* GIVEN TASK: Filter this data down to the lines that hold "지수이평", and copy them.

[Excerpts from a figure dataset]
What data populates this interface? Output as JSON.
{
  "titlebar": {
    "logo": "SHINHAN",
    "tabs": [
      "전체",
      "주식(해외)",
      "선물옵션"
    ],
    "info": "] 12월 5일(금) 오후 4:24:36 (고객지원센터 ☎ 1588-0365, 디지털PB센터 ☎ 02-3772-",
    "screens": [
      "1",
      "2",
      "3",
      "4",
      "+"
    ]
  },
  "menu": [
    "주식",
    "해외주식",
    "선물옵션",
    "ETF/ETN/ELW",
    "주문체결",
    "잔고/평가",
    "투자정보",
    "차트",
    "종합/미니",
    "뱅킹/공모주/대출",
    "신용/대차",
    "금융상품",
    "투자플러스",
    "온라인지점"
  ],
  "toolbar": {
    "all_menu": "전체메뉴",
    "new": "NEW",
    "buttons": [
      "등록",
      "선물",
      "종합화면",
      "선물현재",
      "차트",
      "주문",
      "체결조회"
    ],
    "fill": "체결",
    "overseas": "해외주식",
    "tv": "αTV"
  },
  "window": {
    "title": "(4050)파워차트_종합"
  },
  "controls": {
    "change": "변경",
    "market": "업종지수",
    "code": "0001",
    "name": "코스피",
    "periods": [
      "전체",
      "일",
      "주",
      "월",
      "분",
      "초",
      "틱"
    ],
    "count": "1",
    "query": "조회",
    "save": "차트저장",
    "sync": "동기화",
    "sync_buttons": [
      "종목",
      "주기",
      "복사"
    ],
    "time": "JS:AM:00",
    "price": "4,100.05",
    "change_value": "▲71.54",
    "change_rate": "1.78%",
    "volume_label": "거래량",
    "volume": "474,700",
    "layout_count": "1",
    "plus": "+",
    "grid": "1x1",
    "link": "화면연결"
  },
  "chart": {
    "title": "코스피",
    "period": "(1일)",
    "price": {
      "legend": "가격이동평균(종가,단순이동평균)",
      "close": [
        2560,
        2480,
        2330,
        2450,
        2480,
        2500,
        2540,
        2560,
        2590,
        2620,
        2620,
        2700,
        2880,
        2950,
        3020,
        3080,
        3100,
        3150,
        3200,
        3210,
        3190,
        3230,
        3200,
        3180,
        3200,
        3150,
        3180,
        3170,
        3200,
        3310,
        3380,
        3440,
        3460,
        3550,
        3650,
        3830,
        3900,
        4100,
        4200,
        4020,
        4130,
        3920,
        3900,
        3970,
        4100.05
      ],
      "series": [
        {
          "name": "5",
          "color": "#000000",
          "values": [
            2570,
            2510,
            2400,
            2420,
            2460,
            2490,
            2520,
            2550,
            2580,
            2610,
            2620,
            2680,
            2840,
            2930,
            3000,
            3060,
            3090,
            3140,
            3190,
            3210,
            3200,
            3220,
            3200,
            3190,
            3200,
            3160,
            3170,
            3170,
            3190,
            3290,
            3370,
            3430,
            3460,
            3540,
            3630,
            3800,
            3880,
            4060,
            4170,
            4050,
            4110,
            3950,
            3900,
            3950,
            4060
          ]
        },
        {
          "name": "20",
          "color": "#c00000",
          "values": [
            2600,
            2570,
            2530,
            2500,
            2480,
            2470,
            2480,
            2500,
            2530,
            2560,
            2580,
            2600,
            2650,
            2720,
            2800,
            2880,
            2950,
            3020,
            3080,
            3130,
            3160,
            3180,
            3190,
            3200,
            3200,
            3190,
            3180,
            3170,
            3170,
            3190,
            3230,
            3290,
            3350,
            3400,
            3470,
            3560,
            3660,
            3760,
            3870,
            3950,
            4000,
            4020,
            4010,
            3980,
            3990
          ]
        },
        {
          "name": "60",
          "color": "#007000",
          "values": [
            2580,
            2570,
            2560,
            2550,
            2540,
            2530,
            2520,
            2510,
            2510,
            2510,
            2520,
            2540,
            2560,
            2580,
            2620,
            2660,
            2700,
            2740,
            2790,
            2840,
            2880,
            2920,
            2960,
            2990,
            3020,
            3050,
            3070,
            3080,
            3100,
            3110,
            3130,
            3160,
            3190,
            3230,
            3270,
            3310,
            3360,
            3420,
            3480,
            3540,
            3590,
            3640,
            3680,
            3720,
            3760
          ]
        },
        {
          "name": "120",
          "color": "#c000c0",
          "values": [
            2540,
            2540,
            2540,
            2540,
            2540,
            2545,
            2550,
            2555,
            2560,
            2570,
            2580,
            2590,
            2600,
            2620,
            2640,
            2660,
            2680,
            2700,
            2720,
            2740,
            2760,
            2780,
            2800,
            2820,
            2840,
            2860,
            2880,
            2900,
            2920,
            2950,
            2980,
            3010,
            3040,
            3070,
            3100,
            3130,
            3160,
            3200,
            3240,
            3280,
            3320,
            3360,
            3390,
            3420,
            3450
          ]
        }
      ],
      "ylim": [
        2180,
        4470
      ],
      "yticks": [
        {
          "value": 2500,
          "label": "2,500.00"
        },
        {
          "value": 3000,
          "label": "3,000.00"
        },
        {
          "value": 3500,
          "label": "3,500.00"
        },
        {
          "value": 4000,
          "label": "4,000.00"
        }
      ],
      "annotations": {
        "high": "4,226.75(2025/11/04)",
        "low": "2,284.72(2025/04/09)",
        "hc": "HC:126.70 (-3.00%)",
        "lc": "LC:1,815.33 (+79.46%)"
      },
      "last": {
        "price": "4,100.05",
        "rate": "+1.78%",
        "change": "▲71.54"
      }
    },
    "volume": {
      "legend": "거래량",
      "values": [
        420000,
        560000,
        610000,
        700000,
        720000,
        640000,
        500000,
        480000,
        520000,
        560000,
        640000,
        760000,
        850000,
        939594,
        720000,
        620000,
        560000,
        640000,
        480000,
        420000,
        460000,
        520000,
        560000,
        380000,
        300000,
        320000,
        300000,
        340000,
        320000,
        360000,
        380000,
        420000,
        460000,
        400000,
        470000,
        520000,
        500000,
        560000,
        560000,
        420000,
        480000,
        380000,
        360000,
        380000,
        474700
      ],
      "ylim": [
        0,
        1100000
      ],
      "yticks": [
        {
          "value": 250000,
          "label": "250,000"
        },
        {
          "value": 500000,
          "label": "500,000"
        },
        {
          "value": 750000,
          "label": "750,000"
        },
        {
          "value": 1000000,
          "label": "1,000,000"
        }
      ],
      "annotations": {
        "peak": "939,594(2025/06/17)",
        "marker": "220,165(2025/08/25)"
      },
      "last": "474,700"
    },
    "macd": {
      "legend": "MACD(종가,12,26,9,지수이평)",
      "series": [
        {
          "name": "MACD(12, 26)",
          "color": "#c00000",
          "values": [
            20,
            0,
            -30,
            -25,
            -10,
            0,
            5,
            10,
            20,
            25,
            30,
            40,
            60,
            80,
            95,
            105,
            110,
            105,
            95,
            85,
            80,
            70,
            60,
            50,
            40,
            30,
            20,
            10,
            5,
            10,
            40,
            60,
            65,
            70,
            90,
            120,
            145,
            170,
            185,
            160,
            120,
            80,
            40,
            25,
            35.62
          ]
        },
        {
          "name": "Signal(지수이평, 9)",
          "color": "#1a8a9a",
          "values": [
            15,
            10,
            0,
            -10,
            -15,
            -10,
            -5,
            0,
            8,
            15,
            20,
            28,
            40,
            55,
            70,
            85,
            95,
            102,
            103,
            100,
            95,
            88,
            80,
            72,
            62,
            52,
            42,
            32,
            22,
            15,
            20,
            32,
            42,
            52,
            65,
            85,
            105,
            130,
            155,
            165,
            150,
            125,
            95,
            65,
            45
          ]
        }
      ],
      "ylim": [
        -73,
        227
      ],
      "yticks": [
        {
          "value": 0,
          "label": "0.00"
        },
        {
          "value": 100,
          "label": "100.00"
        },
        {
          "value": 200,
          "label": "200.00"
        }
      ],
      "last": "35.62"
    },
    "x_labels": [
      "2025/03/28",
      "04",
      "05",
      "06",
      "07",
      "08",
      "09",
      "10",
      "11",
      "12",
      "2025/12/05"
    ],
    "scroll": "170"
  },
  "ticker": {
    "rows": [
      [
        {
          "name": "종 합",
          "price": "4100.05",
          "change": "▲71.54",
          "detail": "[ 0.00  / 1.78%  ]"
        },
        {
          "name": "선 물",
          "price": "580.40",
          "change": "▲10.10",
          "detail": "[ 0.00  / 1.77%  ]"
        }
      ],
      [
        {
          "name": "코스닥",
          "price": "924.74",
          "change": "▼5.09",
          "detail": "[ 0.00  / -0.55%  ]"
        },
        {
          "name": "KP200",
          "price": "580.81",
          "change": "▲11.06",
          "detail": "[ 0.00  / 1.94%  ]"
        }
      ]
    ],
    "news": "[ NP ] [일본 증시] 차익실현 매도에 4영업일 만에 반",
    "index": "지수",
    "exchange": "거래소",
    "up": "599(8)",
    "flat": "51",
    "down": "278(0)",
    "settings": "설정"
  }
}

* ANSWER FOR THE TASK:
      "legend": "MACD(종가,12,26,9,지수이평)",
          "name": "Signal(지수이평, 9)",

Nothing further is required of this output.